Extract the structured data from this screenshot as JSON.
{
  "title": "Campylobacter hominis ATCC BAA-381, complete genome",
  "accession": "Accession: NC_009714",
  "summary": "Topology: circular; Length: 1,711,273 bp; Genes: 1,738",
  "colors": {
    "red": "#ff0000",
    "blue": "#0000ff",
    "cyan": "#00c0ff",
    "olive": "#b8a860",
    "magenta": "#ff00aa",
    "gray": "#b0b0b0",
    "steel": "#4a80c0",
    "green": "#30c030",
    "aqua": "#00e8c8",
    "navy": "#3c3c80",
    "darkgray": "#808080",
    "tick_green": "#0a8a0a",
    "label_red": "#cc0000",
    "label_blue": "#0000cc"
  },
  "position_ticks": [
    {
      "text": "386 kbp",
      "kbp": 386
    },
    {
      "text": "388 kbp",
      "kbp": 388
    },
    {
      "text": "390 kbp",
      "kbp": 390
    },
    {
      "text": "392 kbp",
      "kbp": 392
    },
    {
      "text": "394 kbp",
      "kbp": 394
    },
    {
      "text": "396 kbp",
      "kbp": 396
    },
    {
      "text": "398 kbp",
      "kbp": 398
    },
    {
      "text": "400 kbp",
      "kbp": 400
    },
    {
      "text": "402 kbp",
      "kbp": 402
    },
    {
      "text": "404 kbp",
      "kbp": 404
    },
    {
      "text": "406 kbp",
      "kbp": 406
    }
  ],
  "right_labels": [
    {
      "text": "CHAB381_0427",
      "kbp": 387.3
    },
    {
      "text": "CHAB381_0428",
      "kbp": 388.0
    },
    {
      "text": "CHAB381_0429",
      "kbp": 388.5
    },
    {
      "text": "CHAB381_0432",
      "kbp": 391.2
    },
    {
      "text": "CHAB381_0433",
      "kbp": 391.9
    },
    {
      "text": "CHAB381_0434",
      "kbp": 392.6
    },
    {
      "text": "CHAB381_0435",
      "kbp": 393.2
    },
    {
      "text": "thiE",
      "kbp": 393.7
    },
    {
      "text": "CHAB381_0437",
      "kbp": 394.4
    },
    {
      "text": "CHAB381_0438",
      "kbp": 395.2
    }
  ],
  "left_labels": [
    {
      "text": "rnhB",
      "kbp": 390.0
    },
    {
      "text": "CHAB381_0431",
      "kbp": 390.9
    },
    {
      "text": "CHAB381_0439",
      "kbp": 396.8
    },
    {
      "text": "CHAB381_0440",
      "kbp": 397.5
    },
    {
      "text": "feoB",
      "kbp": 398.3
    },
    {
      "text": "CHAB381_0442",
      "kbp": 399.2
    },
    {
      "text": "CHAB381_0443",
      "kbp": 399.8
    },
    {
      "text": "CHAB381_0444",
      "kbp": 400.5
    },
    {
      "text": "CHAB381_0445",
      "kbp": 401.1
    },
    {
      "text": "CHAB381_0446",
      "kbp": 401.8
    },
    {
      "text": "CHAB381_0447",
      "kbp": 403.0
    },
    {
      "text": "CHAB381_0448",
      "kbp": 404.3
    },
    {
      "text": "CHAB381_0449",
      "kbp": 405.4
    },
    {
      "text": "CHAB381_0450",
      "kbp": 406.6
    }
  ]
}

============================================================

→ Work task: The material shown above must be written out again in full, exactly as it reads.

→ Answer area:
Extract the structured data from this screenshot as JSON.
{
  "title": "Campylobacter hominis ATCC BAA-381, complete genome",
  "accession": "Accession: NC_009714",
  "summary": "Topology: circular; Length: 1,711,273 bp; Genes: 1,738",
  "colors": {
    "red": "#ff0000",
    "blue": "#0000ff",
    "cyan": "#00c0ff",
    "olive": "#b8a860",
    "magenta": "#ff00aa",
    "gray": "#b0b0b0",
    "steel": "#4a80c0",
    "green": "#30c030",
    "aqua": "#00e8c8",
    "navy": "#3c3c80",
    "darkgray": "#808080",
    "tick_green": "#0a8a0a",
    "label_red": "#cc0000",
    "label_blue": "#0000cc"
  },
  "position_ticks": [
    {
      "text": "386 kbp",
      "kbp": 386
    },
    {
      "text": "388 kbp",
      "kbp": 388
    },
    {
      "text": "390 kbp",
      "kbp": 390
    },
    {
      "text": "392 kbp",
      "kbp": 392
    },
    {
      "text": "394 kbp",
      "kbp": 394
    },
    {
      "text": "396 kbp",
      "kbp": 396
    },
    {
      "text": "398 kbp",
      "kbp": 398
    },
    {
      "text": "400 kbp",
      "kbp": 400
    },
    {
      "text": "402 kbp",
      "kbp": 402
    },
    {
      "text": "404 kbp",
      "kbp": 404
    },
    {
      "text": "406 kbp",
      "kbp": 406
    }
  ],
  "right_labels": [
    {
      "text": "CHAB381_0427",
      "kbp": 387.3
    },
    {
      "text": "CHAB381_0428",
      "kbp": 388.0
    },
    {
      "text": "CHAB381_0429",
      "kbp": 388.5
    },
    {
      "text": "CHAB381_0432",
      "kbp": 391.2
    },
    {
      "text": "CHAB381_0433",
      "kbp": 391.9
    },
    {
      "text": "CHAB381_0434",
      "kbp": 392.6
    },
    {
      "text": "CHAB381_0435",
      "kbp": 393.2
    },
    {
      "text": "thiE",
      "kbp": 393.7
    },
    {
      "text": "CHAB381_0437",
      "kbp": 394.4
    },
    {
      "text": "CHAB381_0438",
      "kbp": 395.2
    }
  ],
  "left_labels": [
    {
      "text": "rnhB",
      "kbp": 390.0
    },
    {
      "text": "CHAB381_0431",
      "kbp": 390.9
    },
    {
      "text": "CHAB381_0439",
      "kbp": 396.8
    },
    {
      "text": "CHAB381_0440",
      "kbp": 397.5
    },
    {
      "text": "feoB",
      "kbp": 398.3
    },
    {
      "text": "CHAB381_0442",
      "kbp": 399.2
    },
    {
      "text": "CHAB381_0443",
      "kbp": 399.8
    },
    {
      "text": "CHAB381_0444",
      "kbp": 400.5
    },
    {
      "text": "CHAB381_0445",
      "kbp": 401.1
    },
    {
      "text": "CHAB381_0446",
      "kbp": 401.8
    },
    {
      "text": "CHAB381_0447",
      "kbp": 403.0
    },
    {
      "text": "CHAB381_0448",
      "kbp": 404.3
    },
    {
      "text": "CHAB381_0449",
      "kbp": 405.4
    },
    {
      "text": "CHAB381_0450",
      "kbp": 406.6
    }
  ]
}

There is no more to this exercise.